What to do
Pick out all lines in the listing holding the string "Output" and copy them.

----- Data for the task -----

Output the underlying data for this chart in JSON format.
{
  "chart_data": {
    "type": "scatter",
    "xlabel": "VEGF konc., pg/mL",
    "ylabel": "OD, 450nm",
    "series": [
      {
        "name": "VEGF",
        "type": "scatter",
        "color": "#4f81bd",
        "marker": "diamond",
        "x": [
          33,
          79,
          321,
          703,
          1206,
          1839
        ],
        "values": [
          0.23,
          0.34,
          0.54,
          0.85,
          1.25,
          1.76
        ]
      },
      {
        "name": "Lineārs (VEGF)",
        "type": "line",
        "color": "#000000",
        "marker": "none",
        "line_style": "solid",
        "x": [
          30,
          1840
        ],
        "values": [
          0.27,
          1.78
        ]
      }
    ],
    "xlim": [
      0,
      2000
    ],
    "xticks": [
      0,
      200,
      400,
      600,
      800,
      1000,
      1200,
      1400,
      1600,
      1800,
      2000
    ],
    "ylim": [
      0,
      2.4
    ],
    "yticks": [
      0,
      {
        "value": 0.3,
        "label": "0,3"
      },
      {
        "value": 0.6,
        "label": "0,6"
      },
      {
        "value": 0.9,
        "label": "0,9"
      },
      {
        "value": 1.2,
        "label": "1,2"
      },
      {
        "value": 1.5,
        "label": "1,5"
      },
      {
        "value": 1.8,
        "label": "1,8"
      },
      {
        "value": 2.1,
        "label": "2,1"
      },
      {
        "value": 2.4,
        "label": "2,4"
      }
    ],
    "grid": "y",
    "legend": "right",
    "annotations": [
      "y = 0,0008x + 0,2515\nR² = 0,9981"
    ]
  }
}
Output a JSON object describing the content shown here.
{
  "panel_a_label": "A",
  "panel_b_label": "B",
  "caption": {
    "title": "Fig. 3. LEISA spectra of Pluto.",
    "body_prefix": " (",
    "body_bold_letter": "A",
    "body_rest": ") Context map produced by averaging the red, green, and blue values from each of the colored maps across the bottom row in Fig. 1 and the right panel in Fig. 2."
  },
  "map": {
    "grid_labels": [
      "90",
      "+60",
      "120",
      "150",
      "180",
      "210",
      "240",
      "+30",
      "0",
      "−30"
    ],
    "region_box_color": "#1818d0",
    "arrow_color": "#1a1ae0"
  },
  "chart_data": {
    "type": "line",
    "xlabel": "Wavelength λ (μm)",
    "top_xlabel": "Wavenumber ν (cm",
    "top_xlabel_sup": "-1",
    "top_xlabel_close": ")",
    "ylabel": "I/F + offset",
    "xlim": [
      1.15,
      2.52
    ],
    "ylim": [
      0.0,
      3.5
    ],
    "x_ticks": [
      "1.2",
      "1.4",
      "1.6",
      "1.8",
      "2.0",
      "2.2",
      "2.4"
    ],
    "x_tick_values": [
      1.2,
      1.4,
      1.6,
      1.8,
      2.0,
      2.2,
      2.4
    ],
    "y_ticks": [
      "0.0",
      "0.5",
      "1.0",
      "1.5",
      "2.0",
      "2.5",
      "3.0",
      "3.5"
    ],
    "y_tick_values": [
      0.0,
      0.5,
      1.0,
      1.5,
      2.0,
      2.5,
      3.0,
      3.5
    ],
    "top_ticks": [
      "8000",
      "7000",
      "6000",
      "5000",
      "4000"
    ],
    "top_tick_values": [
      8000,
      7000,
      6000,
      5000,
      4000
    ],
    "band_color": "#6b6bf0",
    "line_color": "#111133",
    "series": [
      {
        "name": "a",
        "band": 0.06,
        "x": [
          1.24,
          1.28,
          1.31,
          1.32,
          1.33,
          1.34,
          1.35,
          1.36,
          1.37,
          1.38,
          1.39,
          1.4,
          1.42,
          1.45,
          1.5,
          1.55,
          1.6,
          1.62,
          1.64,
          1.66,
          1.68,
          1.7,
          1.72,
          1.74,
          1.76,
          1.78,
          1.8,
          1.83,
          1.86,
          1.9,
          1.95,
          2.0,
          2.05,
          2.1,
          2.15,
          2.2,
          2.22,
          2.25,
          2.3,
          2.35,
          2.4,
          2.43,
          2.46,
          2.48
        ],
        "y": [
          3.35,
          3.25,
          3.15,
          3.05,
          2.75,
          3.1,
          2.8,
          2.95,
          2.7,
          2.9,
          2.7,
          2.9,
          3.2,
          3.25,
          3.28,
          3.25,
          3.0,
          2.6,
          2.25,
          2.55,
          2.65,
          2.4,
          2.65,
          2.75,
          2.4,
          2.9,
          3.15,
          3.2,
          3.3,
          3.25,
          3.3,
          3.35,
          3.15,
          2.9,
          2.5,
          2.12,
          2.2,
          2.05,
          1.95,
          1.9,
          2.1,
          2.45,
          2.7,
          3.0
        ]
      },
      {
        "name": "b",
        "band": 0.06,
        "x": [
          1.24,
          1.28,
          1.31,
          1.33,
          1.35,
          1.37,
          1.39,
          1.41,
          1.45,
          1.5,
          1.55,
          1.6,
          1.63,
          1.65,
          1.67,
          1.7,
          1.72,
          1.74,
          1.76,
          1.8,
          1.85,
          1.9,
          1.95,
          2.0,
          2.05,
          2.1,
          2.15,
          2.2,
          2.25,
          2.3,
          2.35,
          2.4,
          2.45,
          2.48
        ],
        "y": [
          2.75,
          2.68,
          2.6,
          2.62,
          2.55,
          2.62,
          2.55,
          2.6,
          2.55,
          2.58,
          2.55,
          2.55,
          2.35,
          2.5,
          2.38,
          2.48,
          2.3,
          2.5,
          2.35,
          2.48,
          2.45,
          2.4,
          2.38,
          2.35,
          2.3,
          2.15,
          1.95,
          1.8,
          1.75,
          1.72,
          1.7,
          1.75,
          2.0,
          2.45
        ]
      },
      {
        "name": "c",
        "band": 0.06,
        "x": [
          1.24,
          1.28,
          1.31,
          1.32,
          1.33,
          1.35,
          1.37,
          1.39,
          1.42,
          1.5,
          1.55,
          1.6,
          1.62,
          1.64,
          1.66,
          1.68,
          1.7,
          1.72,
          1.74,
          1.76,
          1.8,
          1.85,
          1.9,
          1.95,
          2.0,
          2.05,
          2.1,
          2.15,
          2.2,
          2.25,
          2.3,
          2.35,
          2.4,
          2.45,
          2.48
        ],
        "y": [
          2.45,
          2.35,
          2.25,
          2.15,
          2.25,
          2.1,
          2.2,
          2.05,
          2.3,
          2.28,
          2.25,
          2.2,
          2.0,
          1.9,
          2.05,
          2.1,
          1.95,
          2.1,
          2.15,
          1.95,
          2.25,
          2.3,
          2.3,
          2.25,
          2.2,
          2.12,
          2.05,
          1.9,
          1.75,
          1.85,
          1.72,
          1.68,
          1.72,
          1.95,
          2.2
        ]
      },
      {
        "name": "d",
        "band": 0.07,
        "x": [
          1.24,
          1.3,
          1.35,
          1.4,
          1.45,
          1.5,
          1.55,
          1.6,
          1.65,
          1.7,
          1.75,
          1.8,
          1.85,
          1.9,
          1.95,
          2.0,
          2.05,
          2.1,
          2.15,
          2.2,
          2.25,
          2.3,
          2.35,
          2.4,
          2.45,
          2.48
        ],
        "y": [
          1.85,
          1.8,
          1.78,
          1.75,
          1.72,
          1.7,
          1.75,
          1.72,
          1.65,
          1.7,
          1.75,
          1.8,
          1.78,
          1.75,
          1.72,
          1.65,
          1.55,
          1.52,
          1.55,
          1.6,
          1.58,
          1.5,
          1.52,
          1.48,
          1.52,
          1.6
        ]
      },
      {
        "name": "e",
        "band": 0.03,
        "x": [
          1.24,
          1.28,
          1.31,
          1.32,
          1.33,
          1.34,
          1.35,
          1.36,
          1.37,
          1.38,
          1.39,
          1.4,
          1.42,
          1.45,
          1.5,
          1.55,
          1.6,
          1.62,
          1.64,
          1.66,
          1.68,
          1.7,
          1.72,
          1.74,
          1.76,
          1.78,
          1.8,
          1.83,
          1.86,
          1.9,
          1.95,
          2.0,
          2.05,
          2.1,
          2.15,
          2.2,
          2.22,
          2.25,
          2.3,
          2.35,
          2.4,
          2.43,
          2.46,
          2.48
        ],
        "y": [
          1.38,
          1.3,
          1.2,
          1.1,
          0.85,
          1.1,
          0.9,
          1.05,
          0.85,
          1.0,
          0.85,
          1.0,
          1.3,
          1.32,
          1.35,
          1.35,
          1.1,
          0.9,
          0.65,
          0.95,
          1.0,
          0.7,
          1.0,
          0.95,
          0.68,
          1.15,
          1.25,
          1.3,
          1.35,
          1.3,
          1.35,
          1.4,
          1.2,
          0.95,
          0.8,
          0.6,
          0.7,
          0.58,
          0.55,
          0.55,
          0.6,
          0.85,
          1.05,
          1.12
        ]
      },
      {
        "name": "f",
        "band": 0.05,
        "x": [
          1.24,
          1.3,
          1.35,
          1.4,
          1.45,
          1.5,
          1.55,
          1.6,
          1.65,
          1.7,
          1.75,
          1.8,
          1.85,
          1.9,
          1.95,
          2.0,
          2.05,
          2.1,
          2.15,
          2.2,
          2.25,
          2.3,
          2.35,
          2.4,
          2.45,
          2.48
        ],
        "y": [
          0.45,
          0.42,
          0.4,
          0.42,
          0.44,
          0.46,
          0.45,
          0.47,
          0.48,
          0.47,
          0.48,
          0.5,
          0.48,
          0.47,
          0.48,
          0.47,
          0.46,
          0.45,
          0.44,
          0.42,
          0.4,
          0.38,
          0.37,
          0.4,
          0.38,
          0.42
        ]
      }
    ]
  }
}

-----

Result for this task
Output the underlying data for this chart in JSON format.
Output a JSON object describing the content shown here.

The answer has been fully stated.